『薔薇王の葬列』とシェイクスピアの関係を語った文章の続きを、最後の文のあとから書いてください。

::: 抜き出した文章

『薔薇王』にシェイクスピアをさがして

菅野文先生の『薔薇王の葬列』についてシェイクスピア原案との関係を中心にひたすら語ります

2巻6話ヨークへ向かう道について

菅野先生のインタビュー等でも取り上げられた名シーンが入っている回なのに(だからこそ、でしょうか)、いつになく本編が短い記事になりました。

死んだ兵達とヘンリーについて

ヨーク公を殺害し、ランカスターが勝利した後のマーガレットとヘンリーの会話はほぼHⅥ(3)通りです。1幕1場と2幕2場が巧みにミックスされていたり、他人物の台詞がマーガレットの台詞に加わっていたりはしますが、上手い台詞のカットや省略ってこういうことなんだろうと思います。

 

※『ヘンリー6世』(第三部)はHⅥ(3)、『薔薇王の葬列』は『薔薇』と表記します。2幕3場など細かいところまで書く場合は2-3のように表記しますが、書いたり書かなかったりです。翻訳は、松岡和子訳・ちくま文庫版から引用します。

::::::
::: 渡すデータ

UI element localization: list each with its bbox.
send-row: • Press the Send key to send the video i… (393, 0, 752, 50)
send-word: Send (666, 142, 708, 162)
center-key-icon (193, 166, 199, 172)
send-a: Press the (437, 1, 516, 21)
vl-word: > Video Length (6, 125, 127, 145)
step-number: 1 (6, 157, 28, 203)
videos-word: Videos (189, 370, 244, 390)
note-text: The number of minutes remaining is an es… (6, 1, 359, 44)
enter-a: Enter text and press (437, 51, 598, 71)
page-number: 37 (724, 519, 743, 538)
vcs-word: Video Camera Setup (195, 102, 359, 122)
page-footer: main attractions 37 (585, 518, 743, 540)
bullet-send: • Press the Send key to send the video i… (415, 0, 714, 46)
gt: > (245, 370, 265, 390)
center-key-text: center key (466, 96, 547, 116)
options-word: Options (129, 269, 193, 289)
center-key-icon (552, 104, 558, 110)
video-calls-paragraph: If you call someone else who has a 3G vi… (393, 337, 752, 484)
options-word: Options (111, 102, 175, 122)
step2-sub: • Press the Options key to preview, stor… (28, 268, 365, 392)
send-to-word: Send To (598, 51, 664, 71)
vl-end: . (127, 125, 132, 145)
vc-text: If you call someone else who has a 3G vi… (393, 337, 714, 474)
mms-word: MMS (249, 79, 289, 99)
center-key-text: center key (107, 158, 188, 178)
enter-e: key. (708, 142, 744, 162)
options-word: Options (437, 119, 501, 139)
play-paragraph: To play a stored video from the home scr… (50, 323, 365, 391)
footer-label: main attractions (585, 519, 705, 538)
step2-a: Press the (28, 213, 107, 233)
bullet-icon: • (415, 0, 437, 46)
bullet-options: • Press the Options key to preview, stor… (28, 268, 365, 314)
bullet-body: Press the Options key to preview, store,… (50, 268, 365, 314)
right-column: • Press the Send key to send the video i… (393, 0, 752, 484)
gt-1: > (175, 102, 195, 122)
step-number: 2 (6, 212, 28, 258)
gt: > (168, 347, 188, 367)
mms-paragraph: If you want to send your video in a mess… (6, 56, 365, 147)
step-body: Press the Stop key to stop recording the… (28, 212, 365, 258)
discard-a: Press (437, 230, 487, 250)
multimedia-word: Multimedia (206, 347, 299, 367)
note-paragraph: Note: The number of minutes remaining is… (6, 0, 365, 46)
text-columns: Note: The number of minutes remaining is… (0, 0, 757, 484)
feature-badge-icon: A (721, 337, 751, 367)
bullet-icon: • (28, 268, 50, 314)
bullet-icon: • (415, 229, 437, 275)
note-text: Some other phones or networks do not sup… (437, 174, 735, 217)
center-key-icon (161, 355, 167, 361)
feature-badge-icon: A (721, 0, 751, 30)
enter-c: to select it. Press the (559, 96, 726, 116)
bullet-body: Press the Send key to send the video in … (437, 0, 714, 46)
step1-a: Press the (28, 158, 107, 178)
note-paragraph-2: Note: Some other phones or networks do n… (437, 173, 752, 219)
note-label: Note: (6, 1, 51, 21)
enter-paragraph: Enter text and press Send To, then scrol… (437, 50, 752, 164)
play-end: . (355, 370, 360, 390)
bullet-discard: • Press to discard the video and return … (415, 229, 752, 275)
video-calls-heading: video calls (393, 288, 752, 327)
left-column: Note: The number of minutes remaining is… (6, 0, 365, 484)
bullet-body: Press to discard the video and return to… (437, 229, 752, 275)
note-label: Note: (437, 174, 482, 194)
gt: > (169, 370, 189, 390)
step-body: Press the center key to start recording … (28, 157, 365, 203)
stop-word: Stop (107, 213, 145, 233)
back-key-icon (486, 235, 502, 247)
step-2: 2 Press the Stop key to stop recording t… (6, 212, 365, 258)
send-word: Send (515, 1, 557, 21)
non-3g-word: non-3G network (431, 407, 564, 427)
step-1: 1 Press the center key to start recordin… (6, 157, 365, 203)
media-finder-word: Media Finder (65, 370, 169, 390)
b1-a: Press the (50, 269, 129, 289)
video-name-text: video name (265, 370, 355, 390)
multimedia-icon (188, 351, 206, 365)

::::::

## 答え
 

HⅥと異なっているのは、マーガレットが「貴方が ●●●殺した兵達」とヘンリーに死んだ兵を見せつけ、ヘンリーがそれに対しても「私のせいじゃない!」と、兵の死について2人の会話で語っていることです。HⅥ(3)1-1ではヘンリーは、王位継承権を譲ってしまったことについてマーガレットと王子エドワードに「許してくれ」と詫びています。また、2-2では「これは私の落ち度ではない」「ああ、ヨーク、(中略)さらされたおまえの首が私をどれほど悲しませるか」とヨーク公殺害が自分の意志ではなかったと言いますが、これらの場面では兵のことは触れられていません。6話のこの場面ではヘンリーが「許してくれ」と何度も言いますが、それはマーガレットやヨーク公に対してだけでなく、死んだ兵達にも向けた台詞にされているように思います。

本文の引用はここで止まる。